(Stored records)
___
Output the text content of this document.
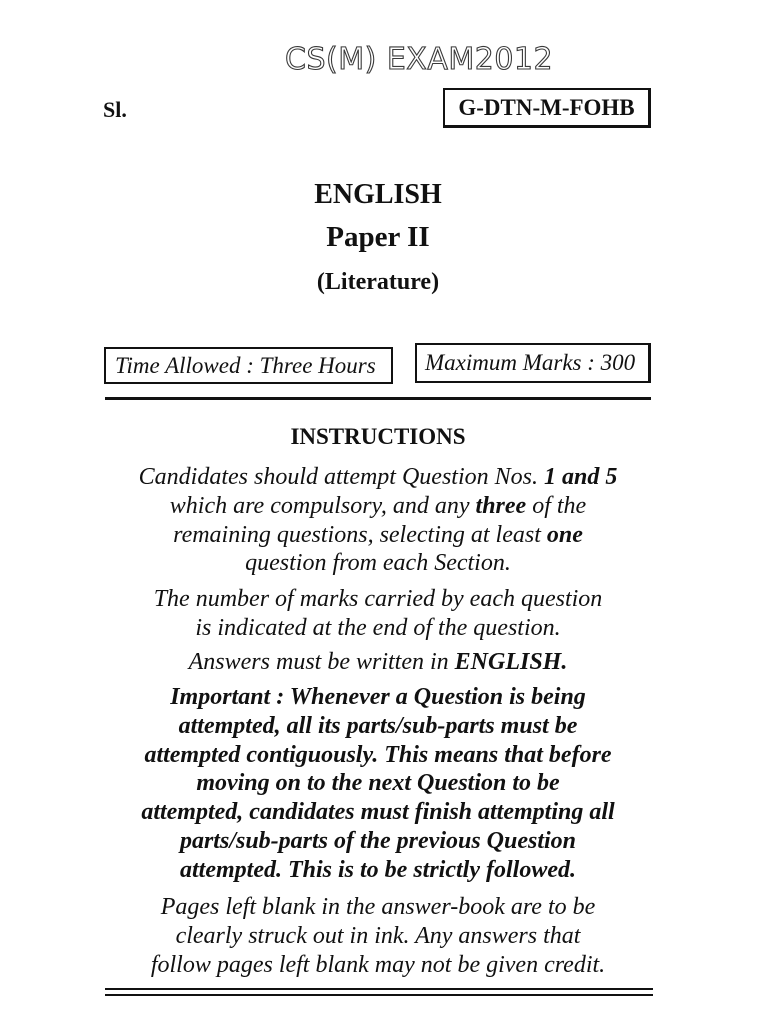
CS(M) EXAM2012
Sl.	G-DTN-M-FOHB
ENGLISH
Paper II
(Literature)
Time Allowed : Three Hours	Maximum Marks : 300
INSTRUCTIONS
Candidates should attempt Question Nos. 1 and 5
which are compulsory, and any three of the
remaining questions, selecting at least one
question from each Section.
The number of marks carried by each question
is indicated at the end of the question.
Answers must be written in ENGLISH.
Important : Whenever a Question is being
attempted, all its parts/sub-parts must be
attempted contiguously. This means that before
moving on to the next Question to be
attempted, candidates must finish attempting all
parts/sub-parts of the previous Question
attempted. This is to be strictly followed.
Pages left blank in the answer-book are to be
clearly struck out in ink. Any answers that
follow pages left blank may not be given credit.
___
Look through the material above and pick out each line holding the word "ENGLISH".

Result of the exercise:
ENGLISH
Answers must be written in ENGLISH.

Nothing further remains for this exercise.